**Exercise details**
Starting with the line that contains "black-elephant[interactable]: 象 bbox=[319, 0, 373, 51]" and going on through the line that contains "piece-glyph: 士 bbox=[225, 62, 256, 93]", write out only those lines of the records, switching "piece-glyph" to "character" and leaving everything else unchanged.

-- Start Materials provided --

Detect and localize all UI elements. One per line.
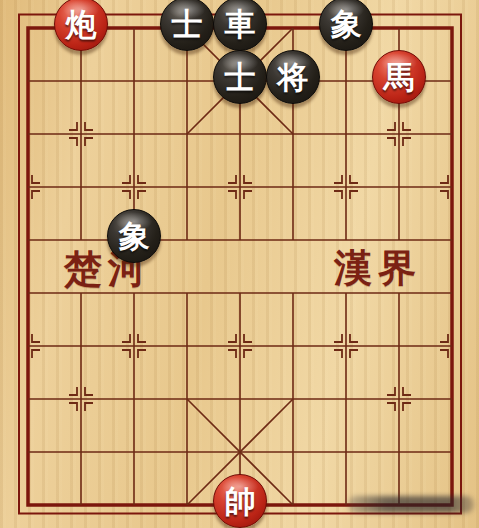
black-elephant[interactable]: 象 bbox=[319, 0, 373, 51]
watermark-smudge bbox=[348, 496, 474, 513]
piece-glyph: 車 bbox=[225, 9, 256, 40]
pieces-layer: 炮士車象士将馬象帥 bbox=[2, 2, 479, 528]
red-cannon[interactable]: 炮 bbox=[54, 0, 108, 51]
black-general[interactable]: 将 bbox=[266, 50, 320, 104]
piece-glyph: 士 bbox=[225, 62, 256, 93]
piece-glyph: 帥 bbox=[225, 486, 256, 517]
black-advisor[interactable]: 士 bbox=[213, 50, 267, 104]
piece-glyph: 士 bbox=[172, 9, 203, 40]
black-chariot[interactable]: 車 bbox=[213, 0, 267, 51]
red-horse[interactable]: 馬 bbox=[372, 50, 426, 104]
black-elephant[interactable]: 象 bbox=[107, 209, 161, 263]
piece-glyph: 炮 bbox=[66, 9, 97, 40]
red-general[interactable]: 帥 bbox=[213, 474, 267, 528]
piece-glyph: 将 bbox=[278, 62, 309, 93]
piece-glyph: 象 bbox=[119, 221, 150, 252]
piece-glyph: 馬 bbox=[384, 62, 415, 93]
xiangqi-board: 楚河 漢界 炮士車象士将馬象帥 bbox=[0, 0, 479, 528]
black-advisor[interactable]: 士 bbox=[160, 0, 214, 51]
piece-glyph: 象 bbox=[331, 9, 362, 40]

-- End Materials provided --

**Solution to the exercise**
black-elephant[interactable]: 象 bbox=[319, 0, 373, 51]
watermark-smudge bbox=[348, 496, 474, 513]
character: 車 bbox=[225, 9, 256, 40]
pieces-layer: 炮士車象士将馬象帥 bbox=[2, 2, 479, 528]
red-cannon[interactable]: 炮 bbox=[54, 0, 108, 51]
black-general[interactable]: 将 bbox=[266, 50, 320, 104]
character: 士 bbox=[225, 62, 256, 93]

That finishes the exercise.